● Your instructions
Report how many lines contain the word "ESPA"; answer with the number only.

● Supplied data
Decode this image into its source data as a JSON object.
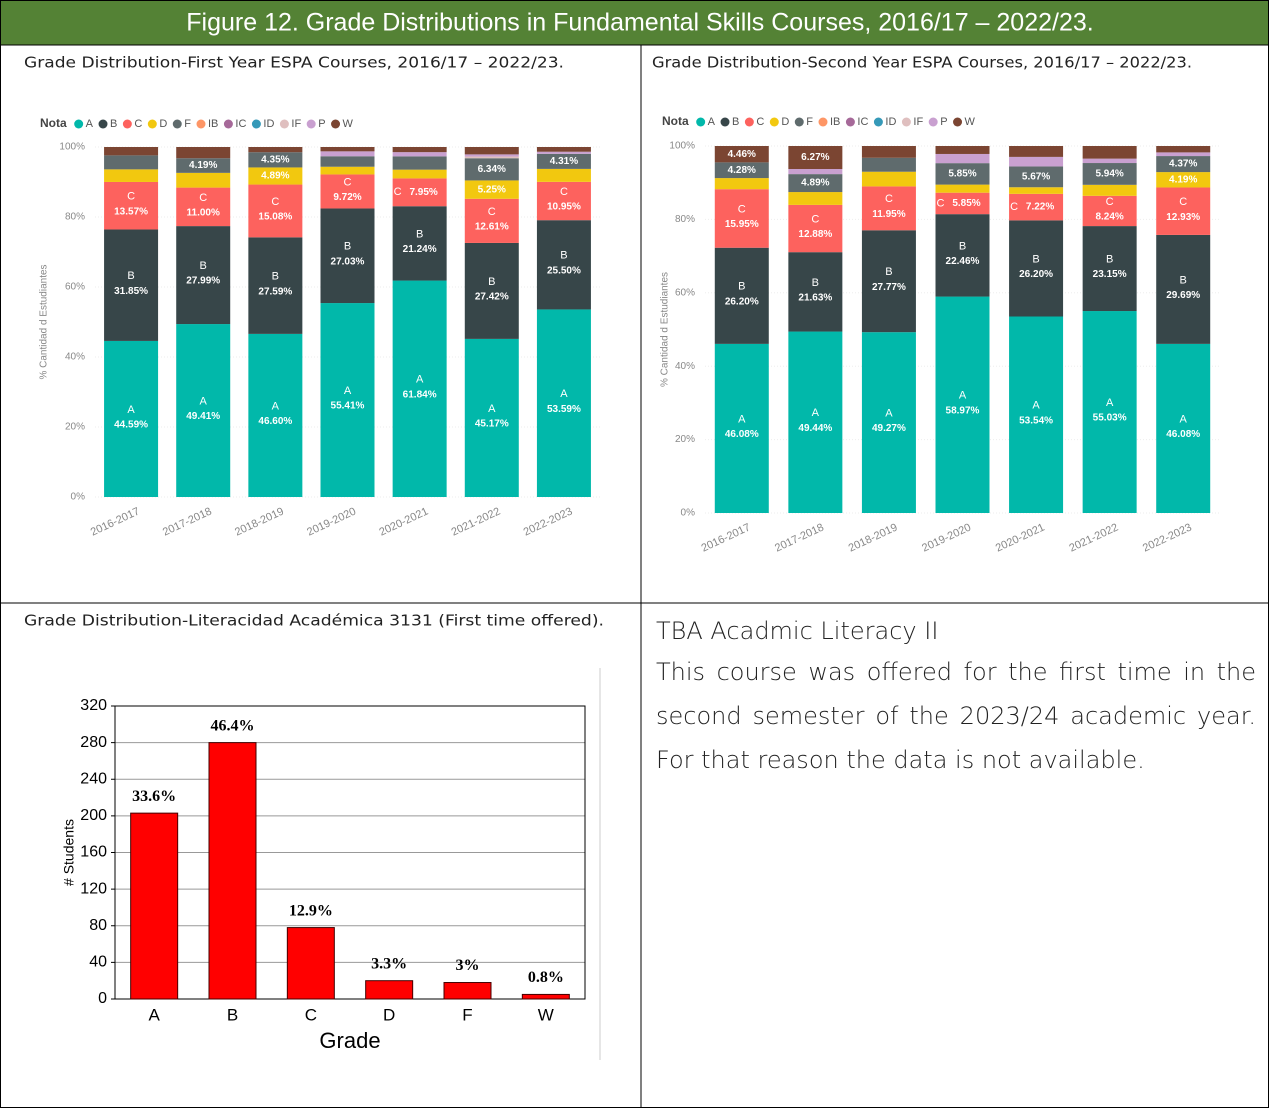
{
  "header": {
    "title": "Figure 12.  Grade Distributions in Fundamental Skills Courses, 2016/17 – 2022/23."
  },
  "chart_data": [
    {
      "type": "stacked_bar",
      "title": "Grade Distribution-First Year ESPA Courses, 2016/17 – 2022/23.",
      "legend_title": "Nota",
      "y_label": "% Cantidad d Estudiantes",
      "grid": true,
      "categories": [
        "2016-2017",
        "2017-2018",
        "2018-2019",
        "2019-2020",
        "2020-2021",
        "2021-2022",
        "2022-2023"
      ],
      "ylim": [
        0,
        100
      ],
      "yticks": [
        {
          "value": 0,
          "label": "0%"
        },
        {
          "value": 20,
          "label": "20%"
        },
        {
          "value": 40,
          "label": "40%"
        },
        {
          "value": 60,
          "label": "60%"
        },
        {
          "value": 80,
          "label": "80%"
        },
        {
          "value": 100,
          "label": "100%"
        }
      ],
      "series": [
        {
          "name": "A",
          "color": "#01b8aa",
          "name_labels": true,
          "values": [
            44.59,
            49.41,
            46.6,
            55.41,
            61.84,
            45.17,
            53.59
          ],
          "value_labels": [
            "44.59%",
            "49.41%",
            "46.60%",
            "55.41%",
            "61.84%",
            "45.17%",
            "53.59%"
          ]
        },
        {
          "name": "B",
          "color": "#374649",
          "name_labels": true,
          "values": [
            31.85,
            27.99,
            27.59,
            27.03,
            21.24,
            27.42,
            25.5
          ],
          "value_labels": [
            "31.85%",
            "27.99%",
            "27.59%",
            "27.03%",
            "21.24%",
            "27.42%",
            "25.50%"
          ]
        },
        {
          "name": "C",
          "color": "#fd625e",
          "name_labels": true,
          "values": [
            13.57,
            11.0,
            15.08,
            9.72,
            7.95,
            12.61,
            10.95
          ],
          "value_labels": [
            "13.57%",
            "11.00%",
            "15.08%",
            "9.72%",
            "7.95%",
            "12.61%",
            "10.95%"
          ]
        },
        {
          "name": "D",
          "color": "#f2c80f",
          "values": [
            3.6,
            4.21,
            4.89,
            2.2,
            2.5,
            5.25,
            3.7
          ],
          "value_labels": [
            null,
            null,
            "4.89%",
            null,
            null,
            "5.25%",
            null
          ]
        },
        {
          "name": "F",
          "color": "#5f6b6d",
          "values": [
            4.0,
            4.19,
            4.35,
            3.0,
            3.8,
            6.34,
            4.31
          ],
          "value_labels": [
            null,
            "4.19%",
            "4.35%",
            null,
            null,
            "6.34%",
            "4.31%"
          ]
        },
        {
          "name": "IB",
          "color": "#fe9666",
          "values": [
            0,
            0,
            0,
            0,
            0,
            0,
            0
          ]
        },
        {
          "name": "IC",
          "color": "#a66999",
          "values": [
            0,
            0,
            0,
            0,
            0,
            0,
            0
          ]
        },
        {
          "name": "ID",
          "color": "#3599b8",
          "values": [
            0,
            0,
            0,
            0,
            0,
            0,
            0
          ]
        },
        {
          "name": "IF",
          "color": "#dfbfbf",
          "values": [
            0,
            0,
            0,
            0,
            0,
            0.5,
            0
          ]
        },
        {
          "name": "P",
          "color": "#c9a0d0",
          "values": [
            0,
            0,
            0,
            1.4,
            1.2,
            0.6,
            0.6
          ]
        },
        {
          "name": "W",
          "color": "#7b4532",
          "values": [
            2.39,
            3.2,
            1.49,
            1.24,
            1.47,
            2.11,
            1.35
          ]
        }
      ]
    },
    {
      "type": "stacked_bar",
      "title": "Grade Distribution-Second Year ESPA Courses, 2016/17 – 2022/23.",
      "legend_title": "Nota",
      "y_label": "% Cantidad d Estudiantes",
      "grid": true,
      "categories": [
        "2016-2017",
        "2017-2018",
        "2018-2019",
        "2019-2020",
        "2020-2021",
        "2021-2022",
        "2022-2023"
      ],
      "ylim": [
        0,
        100
      ],
      "yticks": [
        {
          "value": 0,
          "label": "0%"
        },
        {
          "value": 20,
          "label": "20%"
        },
        {
          "value": 40,
          "label": "40%"
        },
        {
          "value": 60,
          "label": "60%"
        },
        {
          "value": 80,
          "label": "80%"
        },
        {
          "value": 100,
          "label": "100%"
        }
      ],
      "series": [
        {
          "name": "A",
          "color": "#01b8aa",
          "name_labels": true,
          "values": [
            46.08,
            49.44,
            49.27,
            58.97,
            53.54,
            55.03,
            46.08
          ],
          "value_labels": [
            "46.08%",
            "49.44%",
            "49.27%",
            "58.97%",
            "53.54%",
            "55.03%",
            "46.08%"
          ]
        },
        {
          "name": "B",
          "color": "#374649",
          "name_labels": true,
          "values": [
            26.2,
            21.63,
            27.77,
            22.46,
            26.2,
            23.15,
            29.69
          ],
          "value_labels": [
            "26.20%",
            "21.63%",
            "27.77%",
            "22.46%",
            "26.20%",
            "23.15%",
            "29.69%"
          ]
        },
        {
          "name": "C",
          "color": "#fd625e",
          "name_labels": true,
          "values": [
            15.95,
            12.88,
            11.95,
            5.85,
            7.22,
            8.24,
            12.93
          ],
          "value_labels": [
            "15.95%",
            "12.88%",
            "11.95%",
            "5.85%",
            "7.22%",
            "8.24%",
            "12.93%"
          ]
        },
        {
          "name": "D",
          "color": "#f2c80f",
          "values": [
            3.03,
            3.5,
            4.0,
            2.2,
            1.8,
            3.0,
            4.19
          ],
          "value_labels": [
            null,
            null,
            null,
            null,
            null,
            null,
            "4.19%"
          ]
        },
        {
          "name": "F",
          "color": "#5f6b6d",
          "values": [
            4.28,
            4.89,
            3.8,
            5.85,
            5.67,
            5.94,
            4.37
          ],
          "value_labels": [
            "4.28%",
            "4.89%",
            null,
            "5.85%",
            "5.67%",
            "5.94%",
            "4.37%"
          ]
        },
        {
          "name": "IB",
          "color": "#fe9666",
          "values": [
            0,
            0,
            0,
            0,
            0,
            0,
            0
          ]
        },
        {
          "name": "IC",
          "color": "#a66999",
          "values": [
            0,
            0,
            0,
            0,
            0,
            0,
            0
          ]
        },
        {
          "name": "ID",
          "color": "#3599b8",
          "values": [
            0,
            0,
            0,
            0,
            0,
            0,
            0
          ]
        },
        {
          "name": "IF",
          "color": "#dfbfbf",
          "values": [
            0,
            0,
            0,
            0,
            0,
            0,
            0
          ]
        },
        {
          "name": "P",
          "color": "#c9a0d0",
          "values": [
            0,
            1.39,
            0,
            2.5,
            2.6,
            1.2,
            1.0
          ]
        },
        {
          "name": "W",
          "color": "#7b4532",
          "values": [
            4.46,
            6.27,
            3.21,
            2.17,
            2.97,
            3.44,
            1.74
          ],
          "value_labels": [
            "4.46%",
            "6.27%",
            null,
            null,
            null,
            null,
            null
          ]
        }
      ]
    },
    {
      "type": "bar",
      "title": "Grade Distribution-Literacidad Académica 3131 (First time offered).",
      "x_label": "Grade",
      "y_label": "# Students",
      "grid": true,
      "color": "#ff0000",
      "categories": [
        "A",
        "B",
        "C",
        "D",
        "F",
        "W"
      ],
      "values": [
        203,
        280,
        78,
        20,
        18,
        5
      ],
      "data_labels": [
        "33.6%",
        "46.4%",
        "12.9%",
        "3.3%",
        "3%",
        "0.8%"
      ],
      "ylim": [
        0,
        320
      ],
      "yticks": [
        0,
        40,
        80,
        120,
        160,
        200,
        240,
        280,
        320
      ]
    }
  ],
  "note": {
    "title": "TBA Acadmic Literacy II",
    "text": "This course was offered for the first time in the second semester of the 2023/24 academic year. For that reason the data is not available."
  }
}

● Result for this task
2